====== TEXT SHOWN ======
First published back in October of 2018, the ‘Sinister Horror Company Annual’ offered up over 100 pages of horror goodies, including short stories, comic strips and puzzles, all with a Sinister Horror Company theme to them.  The annual came as a beautifully presented A4-sized hardback containing numerous full-colour pages, designed to hark back to the nostalgic annuals of our childhoods.

DLS Review:
The Sinister Horror Company are a veritable powerhouse of imaginative, original and ingenious horror.  Over the last few years we’ve seen some truly incredible publications come out of these guys.  However, there’s one thing in particular which we’ve seen recurring time and again – and that’s J.R. Park’s love of and uncontrollable draw to nostalgic horror.  Earlier in the year we saw the Sinister Horror Company releasing their first (and hopefully not last) line of Sinister Horror Gaming Cards, harking back to the Horror Top Trump cards from our childhoods.  Now we see the Sinister crew offering up their very first Annual, much in the same way as the Annuals we found nestled deep within our Christmas stockings each Christmas morning as youngsters.  Although crammed with nostalgic touches, please note this is still a Sinister Horror Company release, and therefore really only suitable for mature readers.
====== DATA RECORDS ======
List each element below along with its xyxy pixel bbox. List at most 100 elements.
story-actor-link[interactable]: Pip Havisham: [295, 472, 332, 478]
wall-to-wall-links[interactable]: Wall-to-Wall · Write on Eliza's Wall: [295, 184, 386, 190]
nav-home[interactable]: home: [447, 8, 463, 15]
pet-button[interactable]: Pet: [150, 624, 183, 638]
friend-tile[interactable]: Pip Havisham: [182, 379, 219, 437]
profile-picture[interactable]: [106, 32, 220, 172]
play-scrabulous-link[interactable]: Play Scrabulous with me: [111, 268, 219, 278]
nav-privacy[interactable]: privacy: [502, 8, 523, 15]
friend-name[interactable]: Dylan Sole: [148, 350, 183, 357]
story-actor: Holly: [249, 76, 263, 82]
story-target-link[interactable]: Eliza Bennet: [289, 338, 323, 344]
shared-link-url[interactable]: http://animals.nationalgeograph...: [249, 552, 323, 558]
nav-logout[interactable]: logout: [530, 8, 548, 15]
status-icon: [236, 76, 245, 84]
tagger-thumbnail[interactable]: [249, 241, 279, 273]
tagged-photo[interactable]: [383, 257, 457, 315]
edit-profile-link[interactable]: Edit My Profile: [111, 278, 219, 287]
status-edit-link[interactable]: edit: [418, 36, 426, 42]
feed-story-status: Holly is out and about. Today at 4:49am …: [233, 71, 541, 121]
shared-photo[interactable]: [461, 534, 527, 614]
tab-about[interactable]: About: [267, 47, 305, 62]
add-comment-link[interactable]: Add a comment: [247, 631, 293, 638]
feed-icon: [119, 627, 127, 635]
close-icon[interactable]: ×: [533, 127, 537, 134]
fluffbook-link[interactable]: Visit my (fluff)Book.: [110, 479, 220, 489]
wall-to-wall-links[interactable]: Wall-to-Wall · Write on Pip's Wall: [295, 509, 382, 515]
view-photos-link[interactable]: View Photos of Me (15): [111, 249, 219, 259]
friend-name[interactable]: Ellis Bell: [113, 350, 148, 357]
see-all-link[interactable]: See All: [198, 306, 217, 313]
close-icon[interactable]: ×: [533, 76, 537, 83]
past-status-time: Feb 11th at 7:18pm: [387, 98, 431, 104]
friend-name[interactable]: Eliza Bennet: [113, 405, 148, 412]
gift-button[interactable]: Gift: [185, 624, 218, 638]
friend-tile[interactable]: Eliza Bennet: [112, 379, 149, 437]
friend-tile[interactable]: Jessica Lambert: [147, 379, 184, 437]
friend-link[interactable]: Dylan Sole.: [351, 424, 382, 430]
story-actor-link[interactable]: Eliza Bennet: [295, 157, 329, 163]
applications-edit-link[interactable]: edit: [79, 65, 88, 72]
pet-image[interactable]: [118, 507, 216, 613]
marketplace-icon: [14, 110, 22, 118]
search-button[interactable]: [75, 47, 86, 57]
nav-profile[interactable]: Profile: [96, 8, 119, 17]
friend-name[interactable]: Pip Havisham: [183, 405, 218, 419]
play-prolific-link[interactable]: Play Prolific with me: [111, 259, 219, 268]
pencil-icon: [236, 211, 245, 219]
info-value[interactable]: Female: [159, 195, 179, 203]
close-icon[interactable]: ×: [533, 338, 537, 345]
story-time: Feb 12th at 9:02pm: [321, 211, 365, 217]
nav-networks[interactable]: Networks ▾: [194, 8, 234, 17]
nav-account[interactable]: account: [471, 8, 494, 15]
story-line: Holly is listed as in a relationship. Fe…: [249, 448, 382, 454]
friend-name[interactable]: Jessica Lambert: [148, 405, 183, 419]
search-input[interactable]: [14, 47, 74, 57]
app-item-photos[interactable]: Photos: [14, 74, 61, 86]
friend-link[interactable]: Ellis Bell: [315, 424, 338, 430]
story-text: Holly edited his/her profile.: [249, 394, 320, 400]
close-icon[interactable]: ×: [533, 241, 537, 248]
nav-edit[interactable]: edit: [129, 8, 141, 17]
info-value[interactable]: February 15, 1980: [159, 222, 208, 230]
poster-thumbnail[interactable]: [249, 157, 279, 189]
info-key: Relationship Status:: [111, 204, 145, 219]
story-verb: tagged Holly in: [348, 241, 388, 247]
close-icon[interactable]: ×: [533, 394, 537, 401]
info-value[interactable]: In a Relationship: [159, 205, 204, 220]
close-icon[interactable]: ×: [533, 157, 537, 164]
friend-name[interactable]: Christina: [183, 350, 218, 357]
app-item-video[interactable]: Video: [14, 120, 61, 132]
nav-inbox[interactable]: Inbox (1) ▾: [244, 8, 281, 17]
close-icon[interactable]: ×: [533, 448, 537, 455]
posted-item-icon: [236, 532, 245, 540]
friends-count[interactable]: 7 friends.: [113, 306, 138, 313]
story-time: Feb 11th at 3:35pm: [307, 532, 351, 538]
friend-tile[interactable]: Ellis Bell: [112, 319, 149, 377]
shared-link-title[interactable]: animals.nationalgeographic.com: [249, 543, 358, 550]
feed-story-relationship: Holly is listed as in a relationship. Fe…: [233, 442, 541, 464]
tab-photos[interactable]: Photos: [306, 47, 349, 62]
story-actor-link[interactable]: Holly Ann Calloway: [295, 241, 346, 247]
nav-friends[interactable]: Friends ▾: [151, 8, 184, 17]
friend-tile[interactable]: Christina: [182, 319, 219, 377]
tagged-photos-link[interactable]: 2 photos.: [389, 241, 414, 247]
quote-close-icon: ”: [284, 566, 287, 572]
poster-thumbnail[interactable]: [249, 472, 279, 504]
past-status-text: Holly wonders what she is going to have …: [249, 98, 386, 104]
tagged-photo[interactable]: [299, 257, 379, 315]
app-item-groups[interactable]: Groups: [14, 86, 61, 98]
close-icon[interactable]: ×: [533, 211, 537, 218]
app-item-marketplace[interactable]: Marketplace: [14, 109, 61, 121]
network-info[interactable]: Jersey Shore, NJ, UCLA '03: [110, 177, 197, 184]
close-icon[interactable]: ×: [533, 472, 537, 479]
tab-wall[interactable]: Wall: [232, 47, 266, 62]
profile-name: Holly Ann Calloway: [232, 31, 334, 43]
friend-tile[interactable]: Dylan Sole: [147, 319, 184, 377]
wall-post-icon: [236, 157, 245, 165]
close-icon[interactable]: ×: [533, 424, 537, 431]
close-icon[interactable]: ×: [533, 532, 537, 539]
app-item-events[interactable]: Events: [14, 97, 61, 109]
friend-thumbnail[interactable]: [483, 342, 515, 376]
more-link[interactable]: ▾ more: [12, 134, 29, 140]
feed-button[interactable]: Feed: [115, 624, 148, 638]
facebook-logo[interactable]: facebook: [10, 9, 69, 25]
======
__GIVEN REQUEST 1__
In the review of the Sinister Horror Company Annual, when was the annual first published?
__GIVEN REQUEST 2__
Write the next part of the Sinister Horror Company Annual review, following on from its last sentence.

__WRITTEN REPLY 1__
October 2018

__WRITTEN REPLY 2__
I have to say, this wonderfully presented hardback book is a thing of beauty.  Clearly a product of hard work and a passionate love for the genre, the entire presentation is a truly magnificent achievement.  From the SHC Word Search, to the never-before-seen alternative SHC covers, to the now infamous SHC ‘Not Lego’ series – the entire annual is nothing but a grin-inducing treat for all good fans of this beloved genre.  There’s hours upon hours of fun and entertainment to be had deep within the pages of the Annual, along with some superbly crafted horror stories, each carefully selected by these masterful purveyors of the manically macabre.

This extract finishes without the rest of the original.